== Task objective ==
Write out the records again, exactly, leaving none out.

== Data entries ==
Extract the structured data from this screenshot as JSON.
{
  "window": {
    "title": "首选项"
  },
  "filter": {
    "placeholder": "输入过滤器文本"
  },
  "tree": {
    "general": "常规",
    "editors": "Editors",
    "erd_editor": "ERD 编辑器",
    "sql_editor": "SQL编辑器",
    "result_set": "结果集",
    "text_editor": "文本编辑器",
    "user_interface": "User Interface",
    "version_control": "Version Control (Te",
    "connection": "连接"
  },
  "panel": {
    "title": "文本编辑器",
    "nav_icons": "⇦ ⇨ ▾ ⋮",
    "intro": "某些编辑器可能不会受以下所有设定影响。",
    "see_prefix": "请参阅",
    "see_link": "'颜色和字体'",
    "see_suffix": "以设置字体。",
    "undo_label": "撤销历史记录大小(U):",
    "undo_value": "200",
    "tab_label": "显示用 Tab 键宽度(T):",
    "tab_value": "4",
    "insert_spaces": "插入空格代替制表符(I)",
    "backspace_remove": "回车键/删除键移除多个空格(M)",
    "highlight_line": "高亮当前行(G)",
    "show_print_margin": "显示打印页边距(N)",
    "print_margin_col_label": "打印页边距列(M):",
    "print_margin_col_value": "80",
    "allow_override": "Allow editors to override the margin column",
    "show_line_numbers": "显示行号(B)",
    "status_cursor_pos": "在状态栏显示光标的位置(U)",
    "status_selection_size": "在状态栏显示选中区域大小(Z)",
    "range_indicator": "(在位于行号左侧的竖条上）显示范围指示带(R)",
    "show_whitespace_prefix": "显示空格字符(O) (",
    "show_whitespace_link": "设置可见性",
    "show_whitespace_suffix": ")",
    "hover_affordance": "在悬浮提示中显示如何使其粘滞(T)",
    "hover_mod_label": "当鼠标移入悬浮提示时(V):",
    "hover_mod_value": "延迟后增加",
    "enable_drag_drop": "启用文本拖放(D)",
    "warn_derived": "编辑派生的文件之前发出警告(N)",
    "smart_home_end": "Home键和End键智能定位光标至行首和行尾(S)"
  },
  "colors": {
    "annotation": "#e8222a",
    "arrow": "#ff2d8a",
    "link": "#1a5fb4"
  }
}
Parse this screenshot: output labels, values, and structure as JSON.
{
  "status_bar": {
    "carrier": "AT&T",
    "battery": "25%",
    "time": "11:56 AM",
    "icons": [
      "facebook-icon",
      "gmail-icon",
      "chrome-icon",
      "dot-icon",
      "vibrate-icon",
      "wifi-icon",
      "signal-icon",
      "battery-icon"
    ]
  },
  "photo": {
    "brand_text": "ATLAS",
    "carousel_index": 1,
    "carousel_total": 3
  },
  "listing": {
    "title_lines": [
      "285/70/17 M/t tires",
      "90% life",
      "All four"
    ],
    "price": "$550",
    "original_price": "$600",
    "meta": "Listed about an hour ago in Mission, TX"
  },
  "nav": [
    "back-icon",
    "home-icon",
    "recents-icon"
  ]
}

== Answer below ==
Extract the structured data from this screenshot as JSON.
{
  "window": {
    "title": "首选项"
  },
  "filter": {
    "placeholder": "输入过滤器文本"
  },
  "tree": {
    "general": "常规",
    "editors": "Editors",
    "erd_editor": "ERD 编辑器",
    "sql_editor": "SQL编辑器",
    "result_set": "结果集",
    "text_editor": "文本编辑器",
    "user_interface": "User Interface",
    "version_control": "Version Control (Te",
    "connection": "连接"
  },
  "panel": {
    "title": "文本编辑器",
    "nav_icons": "⇦ ⇨ ▾ ⋮",
    "intro": "某些编辑器可能不会受以下所有设定影响。",
    "see_prefix": "请参阅",
    "see_link": "'颜色和字体'",
    "see_suffix": "以设置字体。",
    "undo_label": "撤销历史记录大小(U):",
    "undo_value": "200",
    "tab_label": "显示用 Tab 键宽度(T):",
    "tab_value": "4",
    "insert_spaces": "插入空格代替制表符(I)",
    "backspace_remove": "回车键/删除键移除多个空格(M)",
    "highlight_line": "高亮当前行(G)",
    "show_print_margin": "显示打印页边距(N)",
    "print_margin_col_label": "打印页边距列(M):",
    "print_margin_col_value": "80",
    "allow_override": "Allow editors to override the margin column",
    "show_line_numbers": "显示行号(B)",
    "status_cursor_pos": "在状态栏显示光标的位置(U)",
    "status_selection_size": "在状态栏显示选中区域大小(Z)",
    "range_indicator": "(在位于行号左侧的竖条上）显示范围指示带(R)",
    "show_whitespace_prefix": "显示空格字符(O) (",
    "show_whitespace_link": "设置可见性",
    "show_whitespace_suffix": ")",
    "hover_affordance": "在悬浮提示中显示如何使其粘滞(T)",
    "hover_mod_label": "当鼠标移入悬浮提示时(V):",
    "hover_mod_value": "延迟后增加",
    "enable_drag_drop": "启用文本拖放(D)",
    "warn_derived": "编辑派生的文件之前发出警告(N)",
    "smart_home_end": "Home键和End键智能定位光标至行首和行尾(S)"
  },
  "colors": {
    "annotation": "#e8222a",
    "arrow": "#ff2d8a",
    "link": "#1a5fb4"
  }
}
Parse this screenshot: output labels, values, and structure as JSON.
{
  "status_bar": {
    "carrier": "AT&T",
    "battery": "25%",
    "time": "11:56 AM",
    "icons": [
      "facebook-icon",
      "gmail-icon",
      "chrome-icon",
      "dot-icon",
      "vibrate-icon",
      "wifi-icon",
      "signal-icon",
      "battery-icon"
    ]
  },
  "photo": {
    "brand_text": "ATLAS",
    "carousel_index": 1,
    "carousel_total": 3
  },
  "listing": {
    "title_lines": [
      "285/70/17 M/t tires",
      "90% life",
      "All four"
    ],
    "price": "$550",
    "original_price": "$600",
    "meta": "Listed about an hour ago in Mission, TX"
  },
  "nav": [
    "back-icon",
    "home-icon",
    "recents-icon"
  ]
}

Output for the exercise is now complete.